**Task**
Check every line of the data below for the string "JSON", and copy the ones that hold it.

**Task inputs**
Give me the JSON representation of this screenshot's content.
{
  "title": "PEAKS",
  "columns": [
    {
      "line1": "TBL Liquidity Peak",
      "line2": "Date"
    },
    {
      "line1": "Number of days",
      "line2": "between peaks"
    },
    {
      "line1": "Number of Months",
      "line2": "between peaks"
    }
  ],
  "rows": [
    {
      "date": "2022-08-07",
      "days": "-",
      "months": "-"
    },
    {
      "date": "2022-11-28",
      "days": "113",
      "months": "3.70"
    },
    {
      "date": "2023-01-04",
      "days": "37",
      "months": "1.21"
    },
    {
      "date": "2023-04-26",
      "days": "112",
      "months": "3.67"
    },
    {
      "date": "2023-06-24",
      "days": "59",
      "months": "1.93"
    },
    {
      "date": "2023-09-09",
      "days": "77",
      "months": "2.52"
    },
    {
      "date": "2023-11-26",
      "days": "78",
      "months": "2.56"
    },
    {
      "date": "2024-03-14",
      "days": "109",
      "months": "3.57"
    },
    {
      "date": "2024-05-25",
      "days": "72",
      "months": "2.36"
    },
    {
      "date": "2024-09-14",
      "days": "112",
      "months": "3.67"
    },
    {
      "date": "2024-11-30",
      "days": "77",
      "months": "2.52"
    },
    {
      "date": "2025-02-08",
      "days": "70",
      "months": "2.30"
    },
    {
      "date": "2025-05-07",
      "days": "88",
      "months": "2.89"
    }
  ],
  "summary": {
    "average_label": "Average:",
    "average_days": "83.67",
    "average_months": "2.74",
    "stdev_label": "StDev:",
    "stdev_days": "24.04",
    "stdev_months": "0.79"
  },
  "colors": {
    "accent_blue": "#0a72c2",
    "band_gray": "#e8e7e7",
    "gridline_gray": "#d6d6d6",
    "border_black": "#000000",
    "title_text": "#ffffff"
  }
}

* * *

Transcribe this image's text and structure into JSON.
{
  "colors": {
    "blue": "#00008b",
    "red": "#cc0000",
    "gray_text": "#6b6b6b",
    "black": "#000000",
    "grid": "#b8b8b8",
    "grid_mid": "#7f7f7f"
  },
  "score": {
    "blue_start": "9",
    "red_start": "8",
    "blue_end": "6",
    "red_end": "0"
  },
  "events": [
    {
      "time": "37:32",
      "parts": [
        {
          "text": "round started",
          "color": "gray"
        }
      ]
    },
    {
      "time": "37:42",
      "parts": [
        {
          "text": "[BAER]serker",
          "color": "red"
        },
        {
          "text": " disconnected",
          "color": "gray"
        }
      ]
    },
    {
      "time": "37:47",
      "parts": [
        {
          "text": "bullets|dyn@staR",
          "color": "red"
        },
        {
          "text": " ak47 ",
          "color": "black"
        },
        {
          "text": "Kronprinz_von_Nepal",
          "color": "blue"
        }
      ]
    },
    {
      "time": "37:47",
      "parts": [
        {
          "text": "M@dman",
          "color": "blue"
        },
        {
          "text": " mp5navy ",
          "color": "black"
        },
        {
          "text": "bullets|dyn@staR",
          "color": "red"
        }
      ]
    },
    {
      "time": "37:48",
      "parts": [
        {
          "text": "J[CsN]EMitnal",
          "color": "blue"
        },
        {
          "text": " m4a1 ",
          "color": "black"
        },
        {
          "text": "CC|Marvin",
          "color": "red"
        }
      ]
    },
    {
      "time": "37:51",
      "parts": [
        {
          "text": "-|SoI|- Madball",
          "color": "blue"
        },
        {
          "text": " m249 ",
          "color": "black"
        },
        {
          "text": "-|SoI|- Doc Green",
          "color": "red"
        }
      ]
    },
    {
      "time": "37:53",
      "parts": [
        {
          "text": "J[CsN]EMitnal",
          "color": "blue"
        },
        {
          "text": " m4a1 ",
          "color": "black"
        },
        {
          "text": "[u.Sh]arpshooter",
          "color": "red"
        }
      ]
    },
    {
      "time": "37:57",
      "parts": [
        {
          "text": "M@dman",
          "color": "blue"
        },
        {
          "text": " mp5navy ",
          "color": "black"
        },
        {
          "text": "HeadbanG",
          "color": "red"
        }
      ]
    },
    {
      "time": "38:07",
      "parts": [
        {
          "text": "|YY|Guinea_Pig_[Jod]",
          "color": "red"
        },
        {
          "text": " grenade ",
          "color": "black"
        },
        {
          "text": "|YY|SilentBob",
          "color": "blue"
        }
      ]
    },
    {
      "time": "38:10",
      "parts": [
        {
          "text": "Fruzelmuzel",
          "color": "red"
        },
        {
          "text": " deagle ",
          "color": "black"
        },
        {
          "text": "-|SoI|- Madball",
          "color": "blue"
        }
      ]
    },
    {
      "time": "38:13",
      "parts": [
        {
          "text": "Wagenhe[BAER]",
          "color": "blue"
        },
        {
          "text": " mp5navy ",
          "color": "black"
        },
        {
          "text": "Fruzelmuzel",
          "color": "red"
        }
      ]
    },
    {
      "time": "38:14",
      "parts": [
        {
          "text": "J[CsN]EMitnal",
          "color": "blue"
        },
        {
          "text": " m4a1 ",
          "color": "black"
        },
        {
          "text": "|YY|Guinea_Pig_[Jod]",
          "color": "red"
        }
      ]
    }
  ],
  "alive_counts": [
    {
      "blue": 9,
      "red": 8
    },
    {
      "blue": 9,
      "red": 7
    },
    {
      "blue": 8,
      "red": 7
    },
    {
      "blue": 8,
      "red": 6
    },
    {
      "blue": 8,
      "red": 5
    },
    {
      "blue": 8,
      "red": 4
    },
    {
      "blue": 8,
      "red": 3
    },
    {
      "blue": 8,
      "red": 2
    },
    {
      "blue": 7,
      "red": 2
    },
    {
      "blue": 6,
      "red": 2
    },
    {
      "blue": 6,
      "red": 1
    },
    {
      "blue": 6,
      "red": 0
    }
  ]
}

**Response to this task**
Give me the JSON representation of this screenshot's content.
Transcribe this image's text and structure into JSON.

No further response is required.